--- Begin RECORDED DATA ---
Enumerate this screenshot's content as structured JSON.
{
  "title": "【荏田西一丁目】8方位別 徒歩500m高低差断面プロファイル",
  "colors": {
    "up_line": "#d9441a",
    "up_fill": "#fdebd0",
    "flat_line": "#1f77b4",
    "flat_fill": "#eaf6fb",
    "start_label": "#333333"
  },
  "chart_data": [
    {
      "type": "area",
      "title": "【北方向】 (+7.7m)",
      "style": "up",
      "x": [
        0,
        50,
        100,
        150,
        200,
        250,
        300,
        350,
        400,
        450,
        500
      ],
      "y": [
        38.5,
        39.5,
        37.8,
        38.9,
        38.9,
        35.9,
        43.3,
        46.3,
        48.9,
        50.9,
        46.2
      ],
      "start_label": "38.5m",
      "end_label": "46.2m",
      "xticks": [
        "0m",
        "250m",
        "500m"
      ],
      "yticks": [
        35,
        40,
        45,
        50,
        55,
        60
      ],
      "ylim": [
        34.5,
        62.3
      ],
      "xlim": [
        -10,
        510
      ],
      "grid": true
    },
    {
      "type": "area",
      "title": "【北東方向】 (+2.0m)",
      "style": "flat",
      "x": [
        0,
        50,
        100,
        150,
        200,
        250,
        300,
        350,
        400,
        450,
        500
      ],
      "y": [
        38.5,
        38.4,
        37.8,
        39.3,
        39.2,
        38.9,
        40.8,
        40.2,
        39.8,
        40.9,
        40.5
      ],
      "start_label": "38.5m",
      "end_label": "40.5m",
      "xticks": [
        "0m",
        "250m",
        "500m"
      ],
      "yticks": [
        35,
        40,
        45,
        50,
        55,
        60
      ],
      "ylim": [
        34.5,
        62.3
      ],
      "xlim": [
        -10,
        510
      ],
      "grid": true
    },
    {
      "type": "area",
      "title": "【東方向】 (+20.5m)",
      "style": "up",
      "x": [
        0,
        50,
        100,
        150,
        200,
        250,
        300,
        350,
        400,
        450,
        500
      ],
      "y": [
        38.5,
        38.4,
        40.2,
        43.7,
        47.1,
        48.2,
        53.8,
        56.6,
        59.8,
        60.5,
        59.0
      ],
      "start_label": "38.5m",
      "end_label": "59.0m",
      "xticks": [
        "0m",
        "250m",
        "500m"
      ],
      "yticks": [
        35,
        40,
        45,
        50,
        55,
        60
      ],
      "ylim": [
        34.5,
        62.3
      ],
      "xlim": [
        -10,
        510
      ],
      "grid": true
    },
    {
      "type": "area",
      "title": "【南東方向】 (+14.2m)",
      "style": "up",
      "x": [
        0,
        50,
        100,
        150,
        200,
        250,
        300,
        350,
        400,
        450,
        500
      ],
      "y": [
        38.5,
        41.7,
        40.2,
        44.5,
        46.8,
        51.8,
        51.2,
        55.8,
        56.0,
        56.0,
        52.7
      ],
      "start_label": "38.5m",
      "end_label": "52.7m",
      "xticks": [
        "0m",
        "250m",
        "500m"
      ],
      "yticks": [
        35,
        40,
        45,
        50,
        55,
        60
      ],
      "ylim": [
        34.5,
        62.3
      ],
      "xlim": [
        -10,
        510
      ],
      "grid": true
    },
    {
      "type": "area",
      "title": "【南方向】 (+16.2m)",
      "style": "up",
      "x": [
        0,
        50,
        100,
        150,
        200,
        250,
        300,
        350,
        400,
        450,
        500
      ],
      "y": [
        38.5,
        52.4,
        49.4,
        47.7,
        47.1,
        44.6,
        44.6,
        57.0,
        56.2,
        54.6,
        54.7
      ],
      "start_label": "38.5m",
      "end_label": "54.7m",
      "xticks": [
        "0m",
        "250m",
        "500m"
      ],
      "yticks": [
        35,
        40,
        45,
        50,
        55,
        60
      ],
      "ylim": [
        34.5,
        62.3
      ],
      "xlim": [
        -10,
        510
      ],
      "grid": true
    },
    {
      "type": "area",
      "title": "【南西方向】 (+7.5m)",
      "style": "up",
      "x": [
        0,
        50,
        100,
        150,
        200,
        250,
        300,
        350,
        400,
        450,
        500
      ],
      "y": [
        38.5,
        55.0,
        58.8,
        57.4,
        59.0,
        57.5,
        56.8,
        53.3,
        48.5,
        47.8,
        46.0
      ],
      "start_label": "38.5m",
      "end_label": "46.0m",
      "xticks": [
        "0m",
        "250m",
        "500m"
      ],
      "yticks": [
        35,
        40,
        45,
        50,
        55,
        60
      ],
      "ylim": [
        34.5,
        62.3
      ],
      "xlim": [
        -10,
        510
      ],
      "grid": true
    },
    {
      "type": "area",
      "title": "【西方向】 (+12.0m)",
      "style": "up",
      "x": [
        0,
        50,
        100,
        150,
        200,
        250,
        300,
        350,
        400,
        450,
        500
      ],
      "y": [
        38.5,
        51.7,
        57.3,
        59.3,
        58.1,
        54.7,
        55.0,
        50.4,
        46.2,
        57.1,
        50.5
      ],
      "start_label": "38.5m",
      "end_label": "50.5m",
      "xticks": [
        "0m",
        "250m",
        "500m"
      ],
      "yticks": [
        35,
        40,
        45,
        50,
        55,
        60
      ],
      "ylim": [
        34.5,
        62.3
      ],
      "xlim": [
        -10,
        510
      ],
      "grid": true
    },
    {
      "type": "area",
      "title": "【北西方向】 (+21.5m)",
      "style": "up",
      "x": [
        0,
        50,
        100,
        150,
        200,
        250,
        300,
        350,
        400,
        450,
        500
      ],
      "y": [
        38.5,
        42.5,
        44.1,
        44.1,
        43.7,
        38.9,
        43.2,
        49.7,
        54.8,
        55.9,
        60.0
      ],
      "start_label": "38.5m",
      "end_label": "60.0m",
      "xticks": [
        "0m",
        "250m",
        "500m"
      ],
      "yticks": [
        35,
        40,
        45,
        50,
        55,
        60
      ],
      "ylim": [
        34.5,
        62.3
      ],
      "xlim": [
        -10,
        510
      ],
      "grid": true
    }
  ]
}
--- End RECORDED DATA ---
__YOUR OBJECTIVE__:
Say how many lines in the records above hold "title", and give no other text.

__RIGHT ANSWER__:
9